Look through the data below. Collect every line where the word "title" occurs.

|---|

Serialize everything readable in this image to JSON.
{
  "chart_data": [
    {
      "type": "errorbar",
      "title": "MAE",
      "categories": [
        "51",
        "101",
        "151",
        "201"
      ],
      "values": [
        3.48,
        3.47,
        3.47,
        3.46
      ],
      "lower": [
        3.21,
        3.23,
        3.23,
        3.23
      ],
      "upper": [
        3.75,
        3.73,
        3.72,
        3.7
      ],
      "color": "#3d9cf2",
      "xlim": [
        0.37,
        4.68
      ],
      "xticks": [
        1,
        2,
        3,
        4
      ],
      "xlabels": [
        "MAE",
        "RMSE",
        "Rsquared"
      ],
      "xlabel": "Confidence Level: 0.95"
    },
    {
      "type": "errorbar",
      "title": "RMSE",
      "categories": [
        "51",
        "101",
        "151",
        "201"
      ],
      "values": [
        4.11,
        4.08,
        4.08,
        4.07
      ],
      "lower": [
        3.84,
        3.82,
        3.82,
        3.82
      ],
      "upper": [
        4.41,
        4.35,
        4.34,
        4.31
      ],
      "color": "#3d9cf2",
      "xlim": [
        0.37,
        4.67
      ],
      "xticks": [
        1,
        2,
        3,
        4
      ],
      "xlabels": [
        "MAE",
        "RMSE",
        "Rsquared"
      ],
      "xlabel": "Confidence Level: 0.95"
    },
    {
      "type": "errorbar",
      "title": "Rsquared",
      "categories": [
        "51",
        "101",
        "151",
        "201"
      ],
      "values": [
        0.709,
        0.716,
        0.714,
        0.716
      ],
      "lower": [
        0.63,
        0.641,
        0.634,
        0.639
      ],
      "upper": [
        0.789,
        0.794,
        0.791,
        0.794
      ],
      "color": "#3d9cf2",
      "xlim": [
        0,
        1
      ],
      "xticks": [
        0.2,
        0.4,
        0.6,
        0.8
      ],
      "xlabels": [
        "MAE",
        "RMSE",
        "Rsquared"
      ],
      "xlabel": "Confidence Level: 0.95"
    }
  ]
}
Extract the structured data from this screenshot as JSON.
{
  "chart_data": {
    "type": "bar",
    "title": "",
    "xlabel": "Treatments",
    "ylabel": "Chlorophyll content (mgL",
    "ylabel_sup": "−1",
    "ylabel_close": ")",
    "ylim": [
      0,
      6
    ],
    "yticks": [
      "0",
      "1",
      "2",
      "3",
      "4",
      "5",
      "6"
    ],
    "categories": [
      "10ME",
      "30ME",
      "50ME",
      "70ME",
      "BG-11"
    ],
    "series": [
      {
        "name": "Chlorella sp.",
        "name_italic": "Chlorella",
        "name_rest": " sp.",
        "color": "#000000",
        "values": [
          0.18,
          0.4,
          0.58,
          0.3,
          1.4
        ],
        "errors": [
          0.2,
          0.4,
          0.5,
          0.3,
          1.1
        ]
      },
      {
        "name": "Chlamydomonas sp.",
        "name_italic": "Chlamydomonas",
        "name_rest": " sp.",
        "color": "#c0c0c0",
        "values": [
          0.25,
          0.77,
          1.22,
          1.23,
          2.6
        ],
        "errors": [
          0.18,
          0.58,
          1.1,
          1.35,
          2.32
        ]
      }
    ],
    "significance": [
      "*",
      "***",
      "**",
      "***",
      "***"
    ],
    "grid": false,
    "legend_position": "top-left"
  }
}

|---|

**Reply**
      "title": "MAE",
      "title": "RMSE",
      "title": "Rsquared",
    "title": "",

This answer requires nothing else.